Information shown>
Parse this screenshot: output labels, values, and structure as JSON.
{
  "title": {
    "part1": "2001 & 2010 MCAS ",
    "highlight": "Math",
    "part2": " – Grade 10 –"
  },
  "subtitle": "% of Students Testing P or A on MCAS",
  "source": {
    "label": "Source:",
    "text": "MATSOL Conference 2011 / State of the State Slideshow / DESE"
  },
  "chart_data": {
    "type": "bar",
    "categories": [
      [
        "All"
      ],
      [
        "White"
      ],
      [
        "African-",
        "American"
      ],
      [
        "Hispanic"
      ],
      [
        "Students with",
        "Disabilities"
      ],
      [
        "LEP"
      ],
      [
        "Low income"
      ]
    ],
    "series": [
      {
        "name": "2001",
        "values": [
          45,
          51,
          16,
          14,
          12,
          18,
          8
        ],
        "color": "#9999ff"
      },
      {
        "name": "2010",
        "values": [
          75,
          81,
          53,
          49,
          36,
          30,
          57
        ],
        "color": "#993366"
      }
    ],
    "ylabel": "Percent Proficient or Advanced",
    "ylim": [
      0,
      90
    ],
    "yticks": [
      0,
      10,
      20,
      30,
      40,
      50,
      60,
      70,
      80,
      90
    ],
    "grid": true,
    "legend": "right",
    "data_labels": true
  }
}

What this task involves> All of the data needs to be printed once more, exactly.

Reply>
Parse this screenshot: output labels, values, and structure as JSON.
{
  "title": {
    "part1": "2001 & 2010 MCAS ",
    "highlight": "Math",
    "part2": " – Grade 10 –"
  },
  "subtitle": "% of Students Testing P or A on MCAS",
  "source": {
    "label": "Source:",
    "text": "MATSOL Conference 2011 / State of the State Slideshow / DESE"
  },
  "chart_data": {
    "type": "bar",
    "categories": [
      [
        "All"
      ],
      [
        "White"
      ],
      [
        "African-",
        "American"
      ],
      [
        "Hispanic"
      ],
      [
        "Students with",
        "Disabilities"
      ],
      [
        "LEP"
      ],
      [
        "Low income"
      ]
    ],
    "series": [
      {
        "name": "2001",
        "values": [
          45,
          51,
          16,
          14,
          12,
          18,
          8
        ],
        "color": "#9999ff"
      },
      {
        "name": "2010",
        "values": [
          75,
          81,
          53,
          49,
          36,
          30,
          57
        ],
        "color": "#993366"
      }
    ],
    "ylabel": "Percent Proficient or Advanced",
    "ylim": [
      0,
      90
    ],
    "yticks": [
      0,
      10,
      20,
      30,
      40,
      50,
      60,
      70,
      80,
      90
    ],
    "grid": true,
    "legend": "right",
    "data_labels": true
  }
}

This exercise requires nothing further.